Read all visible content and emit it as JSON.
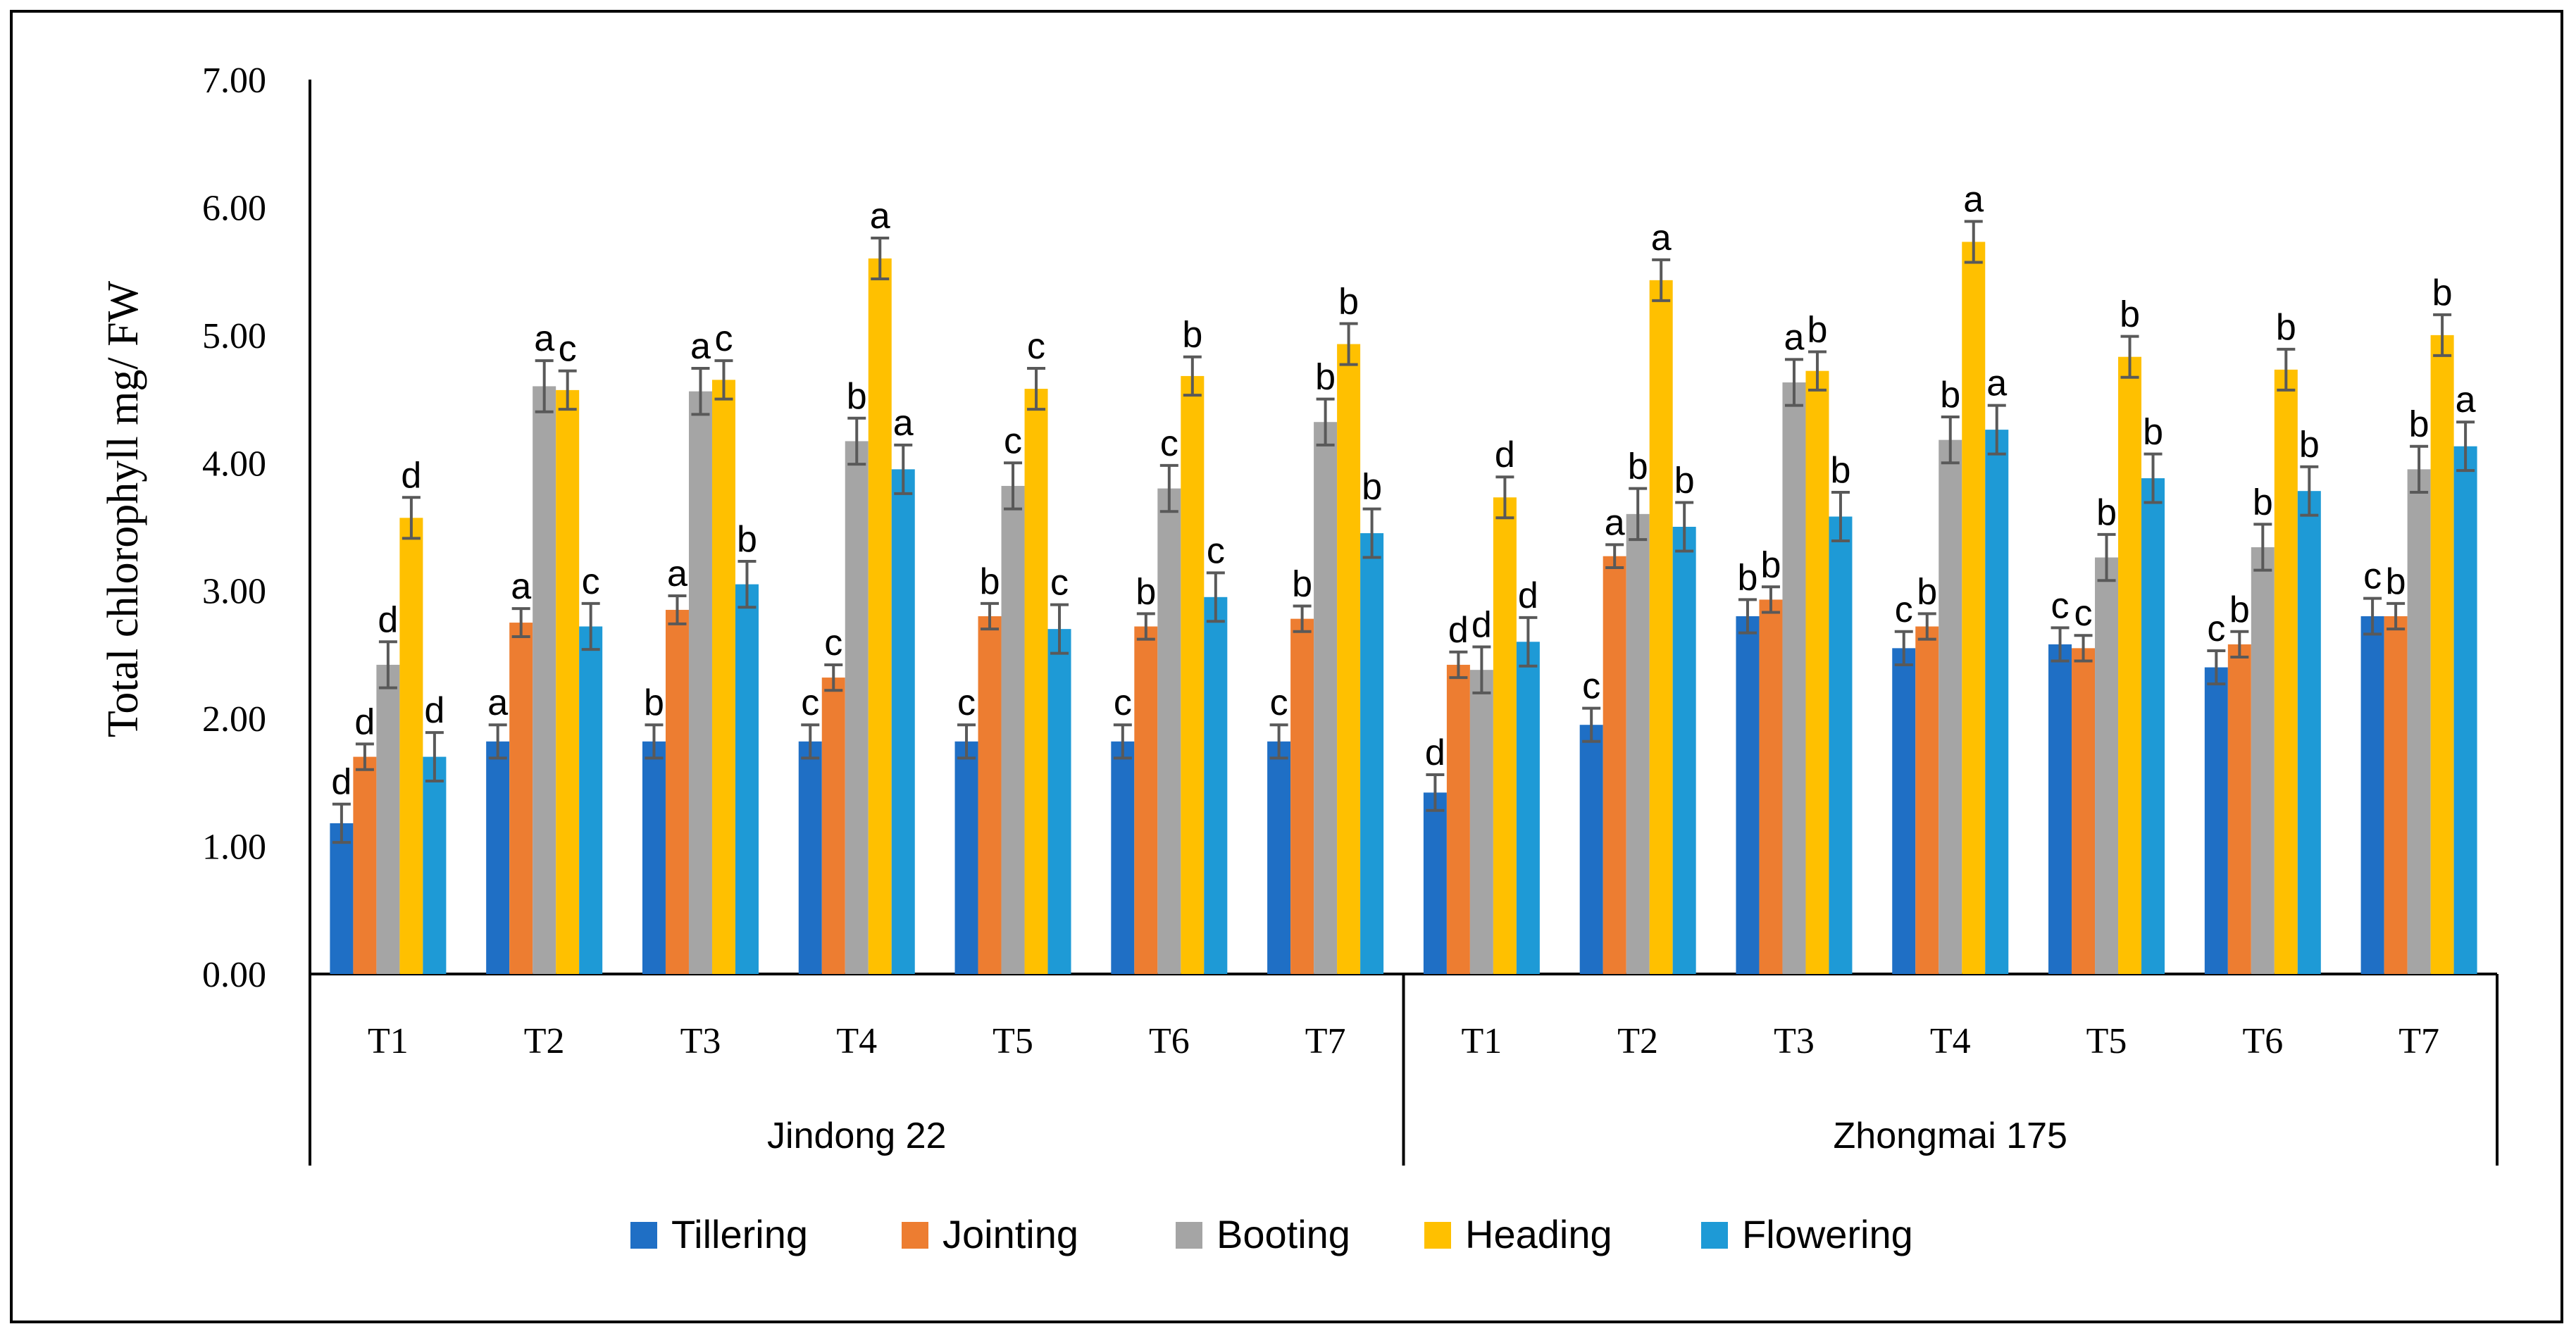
{
  "chart_data": {
    "type": "bar",
    "ylabel": "Total chlorophyll mg/ FW",
    "ylim": [
      0,
      7
    ],
    "yticks": [
      "0.00",
      "1.00",
      "2.00",
      "3.00",
      "4.00",
      "5.00",
      "6.00",
      "7.00"
    ],
    "groups": [
      {
        "name": "Jindong 22",
        "categories": [
          "T1",
          "T2",
          "T3",
          "T4",
          "T5",
          "T6",
          "T7"
        ]
      },
      {
        "name": "Zhongmai 175",
        "categories": [
          "T1",
          "T2",
          "T3",
          "T4",
          "T5",
          "T6",
          "T7"
        ]
      }
    ],
    "series": [
      {
        "name": "Tillering",
        "color": "#1F6FC5",
        "values": [
          1.18,
          1.82,
          1.82,
          1.82,
          1.82,
          1.82,
          1.82,
          1.42,
          1.95,
          2.8,
          2.55,
          2.58,
          2.4,
          2.8
        ],
        "errors": [
          0.15,
          0.13,
          0.13,
          0.13,
          0.13,
          0.13,
          0.13,
          0.14,
          0.13,
          0.13,
          0.13,
          0.13,
          0.13,
          0.14
        ],
        "letters": [
          "d",
          "a",
          "b",
          "c",
          "c",
          "c",
          "c",
          "d",
          "c",
          "b",
          "c",
          "c",
          "c",
          "c"
        ]
      },
      {
        "name": "Jointing",
        "color": "#ED7D31",
        "values": [
          1.7,
          2.75,
          2.85,
          2.32,
          2.8,
          2.72,
          2.78,
          2.42,
          3.27,
          2.93,
          2.72,
          2.55,
          2.58,
          2.8
        ],
        "errors": [
          0.1,
          0.11,
          0.11,
          0.1,
          0.1,
          0.1,
          0.1,
          0.1,
          0.09,
          0.1,
          0.1,
          0.1,
          0.1,
          0.1
        ],
        "letters": [
          "d",
          "a",
          "a",
          "c",
          "b",
          "b",
          "b",
          "d",
          "a",
          "b",
          "b",
          "c",
          "b",
          "b"
        ]
      },
      {
        "name": "Booting",
        "color": "#A5A5A5",
        "values": [
          2.42,
          4.6,
          4.56,
          4.17,
          3.82,
          3.8,
          4.32,
          2.38,
          3.6,
          4.63,
          4.18,
          3.26,
          3.34,
          3.95
        ],
        "errors": [
          0.18,
          0.2,
          0.18,
          0.18,
          0.18,
          0.18,
          0.18,
          0.18,
          0.2,
          0.18,
          0.18,
          0.18,
          0.18,
          0.18
        ],
        "letters": [
          "d",
          "a",
          "a",
          "b",
          "c",
          "c",
          "b",
          "d",
          "b",
          "a",
          "b",
          "b",
          "b",
          "b"
        ]
      },
      {
        "name": "Heading",
        "color": "#FFC000",
        "values": [
          3.57,
          4.57,
          4.65,
          5.6,
          4.58,
          4.68,
          4.93,
          3.73,
          5.43,
          4.72,
          5.73,
          4.83,
          4.73,
          5.0
        ],
        "errors": [
          0.16,
          0.15,
          0.15,
          0.16,
          0.16,
          0.15,
          0.16,
          0.16,
          0.16,
          0.15,
          0.16,
          0.16,
          0.16,
          0.16
        ],
        "letters": [
          "d",
          "c",
          "c",
          "a",
          "c",
          "b",
          "b",
          "d",
          "a",
          "b",
          "a",
          "b",
          "b",
          "b"
        ]
      },
      {
        "name": "Flowering",
        "color": "#1E9AD6",
        "values": [
          1.7,
          2.72,
          3.05,
          3.95,
          2.7,
          2.95,
          3.45,
          2.6,
          3.5,
          3.58,
          4.26,
          3.88,
          3.78,
          4.13
        ],
        "errors": [
          0.19,
          0.18,
          0.18,
          0.19,
          0.19,
          0.19,
          0.19,
          0.19,
          0.19,
          0.19,
          0.19,
          0.19,
          0.19,
          0.19
        ],
        "letters": [
          "d",
          "c",
          "b",
          "a",
          "c",
          "c",
          "b",
          "d",
          "b",
          "b",
          "a",
          "b",
          "b",
          "a"
        ]
      }
    ],
    "legend_position": "bottom",
    "grid": false
  }
}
━━━
▶ **To be done**
Your copy should hold every record word for word and none of the pictures.

▶ **Correct result**
Read all visible content and emit it as JSON.
{
  "chart_data": {
    "type": "bar",
    "ylabel": "Total chlorophyll mg/ FW",
    "ylim": [
      0,
      7
    ],
    "yticks": [
      "0.00",
      "1.00",
      "2.00",
      "3.00",
      "4.00",
      "5.00",
      "6.00",
      "7.00"
    ],
    "groups": [
      {
        "name": "Jindong 22",
        "categories": [
          "T1",
          "T2",
          "T3",
          "T4",
          "T5",
          "T6",
          "T7"
        ]
      },
      {
        "name": "Zhongmai 175",
        "categories": [
          "T1",
          "T2",
          "T3",
          "T4",
          "T5",
          "T6",
          "T7"
        ]
      }
    ],
    "series": [
      {
        "name": "Tillering",
        "color": "#1F6FC5",
        "values": [
          1.18,
          1.82,
          1.82,
          1.82,
          1.82,
          1.82,
          1.82,
          1.42,
          1.95,
          2.8,
          2.55,
          2.58,
          2.4,
          2.8
        ],
        "errors": [
          0.15,
          0.13,
          0.13,
          0.13,
          0.13,
          0.13,
          0.13,
          0.14,
          0.13,
          0.13,
          0.13,
          0.13,
          0.13,
          0.14
        ],
        "letters": [
          "d",
          "a",
          "b",
          "c",
          "c",
          "c",
          "c",
          "d",
          "c",
          "b",
          "c",
          "c",
          "c",
          "c"
        ]
      },
      {
        "name": "Jointing",
        "color": "#ED7D31",
        "values": [
          1.7,
          2.75,
          2.85,
          2.32,
          2.8,
          2.72,
          2.78,
          2.42,
          3.27,
          2.93,
          2.72,
          2.55,
          2.58,
          2.8
        ],
        "errors": [
          0.1,
          0.11,
          0.11,
          0.1,
          0.1,
          0.1,
          0.1,
          0.1,
          0.09,
          0.1,
          0.1,
          0.1,
          0.1,
          0.1
        ],
        "letters": [
          "d",
          "a",
          "a",
          "c",
          "b",
          "b",
          "b",
          "d",
          "a",
          "b",
          "b",
          "c",
          "b",
          "b"
        ]
      },
      {
        "name": "Booting",
        "color": "#A5A5A5",
        "values": [
          2.42,
          4.6,
          4.56,
          4.17,
          3.82,
          3.8,
          4.32,
          2.38,
          3.6,
          4.63,
          4.18,
          3.26,
          3.34,
          3.95
        ],
        "errors": [
          0.18,
          0.2,
          0.18,
          0.18,
          0.18,
          0.18,
          0.18,
          0.18,
          0.2,
          0.18,
          0.18,
          0.18,
          0.18,
          0.18
        ],
        "letters": [
          "d",
          "a",
          "a",
          "b",
          "c",
          "c",
          "b",
          "d",
          "b",
          "a",
          "b",
          "b",
          "b",
          "b"
        ]
      },
      {
        "name": "Heading",
        "color": "#FFC000",
        "values": [
          3.57,
          4.57,
          4.65,
          5.6,
          4.58,
          4.68,
          4.93,
          3.73,
          5.43,
          4.72,
          5.73,
          4.83,
          4.73,
          5.0
        ],
        "errors": [
          0.16,
          0.15,
          0.15,
          0.16,
          0.16,
          0.15,
          0.16,
          0.16,
          0.16,
          0.15,
          0.16,
          0.16,
          0.16,
          0.16
        ],
        "letters": [
          "d",
          "c",
          "c",
          "a",
          "c",
          "b",
          "b",
          "d",
          "a",
          "b",
          "a",
          "b",
          "b",
          "b"
        ]
      },
      {
        "name": "Flowering",
        "color": "#1E9AD6",
        "values": [
          1.7,
          2.72,
          3.05,
          3.95,
          2.7,
          2.95,
          3.45,
          2.6,
          3.5,
          3.58,
          4.26,
          3.88,
          3.78,
          4.13
        ],
        "errors": [
          0.19,
          0.18,
          0.18,
          0.19,
          0.19,
          0.19,
          0.19,
          0.19,
          0.19,
          0.19,
          0.19,
          0.19,
          0.19,
          0.19
        ],
        "letters": [
          "d",
          "c",
          "b",
          "a",
          "c",
          "c",
          "b",
          "d",
          "b",
          "b",
          "a",
          "b",
          "b",
          "a"
        ]
      }
    ],
    "legend_position": "bottom",
    "grid": false
  }
}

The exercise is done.